** START OF Input data **

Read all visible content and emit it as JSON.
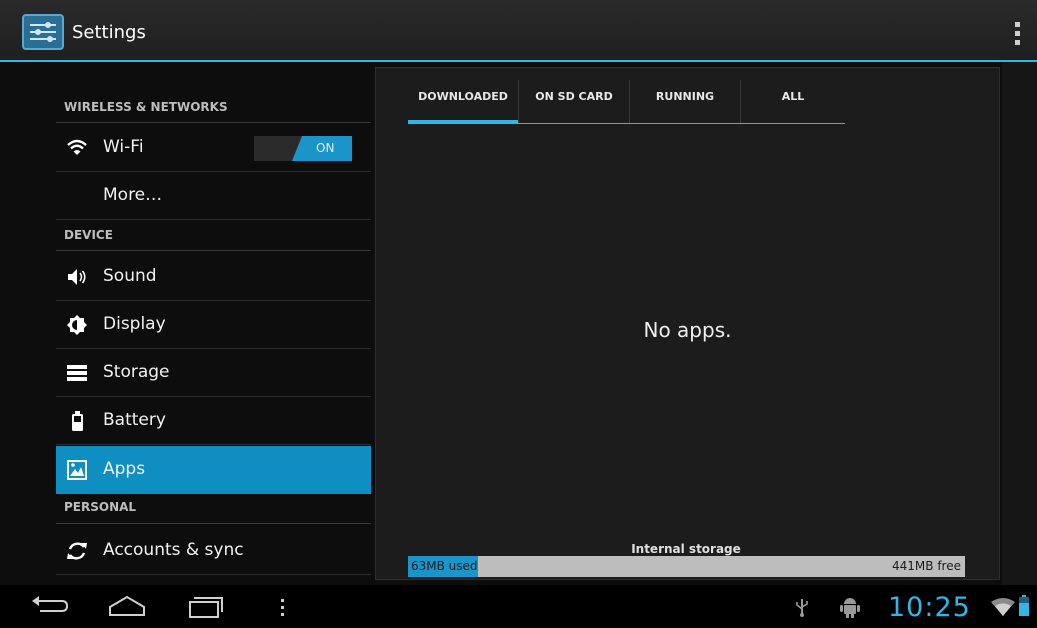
{
  "app": {
    "title": "Settings",
    "icon": "settings-sliders-icon"
  },
  "sidebar": {
    "sections": [
      {
        "header": "WIRELESS & NETWORKS"
      },
      {
        "header": "DEVICE"
      },
      {
        "header": "PERSONAL"
      }
    ],
    "items": [
      {
        "label": "Wi-Fi",
        "icon": "wifi-icon",
        "toggle": "ON"
      },
      {
        "label": "More…",
        "icon": ""
      },
      {
        "label": "Sound",
        "icon": "speaker-icon"
      },
      {
        "label": "Display",
        "icon": "brightness-icon"
      },
      {
        "label": "Storage",
        "icon": "storage-icon"
      },
      {
        "label": "Battery",
        "icon": "battery-icon"
      },
      {
        "label": "Apps",
        "icon": "apps-icon",
        "selected": true
      },
      {
        "label": "Accounts & sync",
        "icon": "sync-icon"
      }
    ]
  },
  "main": {
    "tabs": [
      {
        "label": "DOWNLOADED",
        "selected": true
      },
      {
        "label": "ON SD CARD"
      },
      {
        "label": "RUNNING"
      },
      {
        "label": "ALL"
      }
    ],
    "empty_message": "No apps.",
    "storage": {
      "label": "Internal storage",
      "used": "63MB used",
      "free": "441MB free",
      "used_fraction": 0.125
    }
  },
  "system_bar": {
    "clock": "10:25"
  },
  "colors": {
    "accent": "#33b5e5",
    "selected": "#0f8fc1",
    "toggle_on": "#1a94c9"
  }
}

** END OF Input data **

Except for the pictures, give all the material above again verbatim.

- Output of the exercise:
Read all visible content and emit it as JSON.
{
  "app": {
    "title": "Settings",
    "icon": "settings-sliders-icon"
  },
  "sidebar": {
    "sections": [
      {
        "header": "WIRELESS & NETWORKS"
      },
      {
        "header": "DEVICE"
      },
      {
        "header": "PERSONAL"
      }
    ],
    "items": [
      {
        "label": "Wi-Fi",
        "icon": "wifi-icon",
        "toggle": "ON"
      },
      {
        "label": "More…",
        "icon": ""
      },
      {
        "label": "Sound",
        "icon": "speaker-icon"
      },
      {
        "label": "Display",
        "icon": "brightness-icon"
      },
      {
        "label": "Storage",
        "icon": "storage-icon"
      },
      {
        "label": "Battery",
        "icon": "battery-icon"
      },
      {
        "label": "Apps",
        "icon": "apps-icon",
        "selected": true
      },
      {
        "label": "Accounts & sync",
        "icon": "sync-icon"
      }
    ]
  },
  "main": {
    "tabs": [
      {
        "label": "DOWNLOADED",
        "selected": true
      },
      {
        "label": "ON SD CARD"
      },
      {
        "label": "RUNNING"
      },
      {
        "label": "ALL"
      }
    ],
    "empty_message": "No apps.",
    "storage": {
      "label": "Internal storage",
      "used": "63MB used",
      "free": "441MB free",
      "used_fraction": 0.125
    }
  },
  "system_bar": {
    "clock": "10:25"
  },
  "colors": {
    "accent": "#33b5e5",
    "selected": "#0f8fc1",
    "toggle_on": "#1a94c9"
  }
}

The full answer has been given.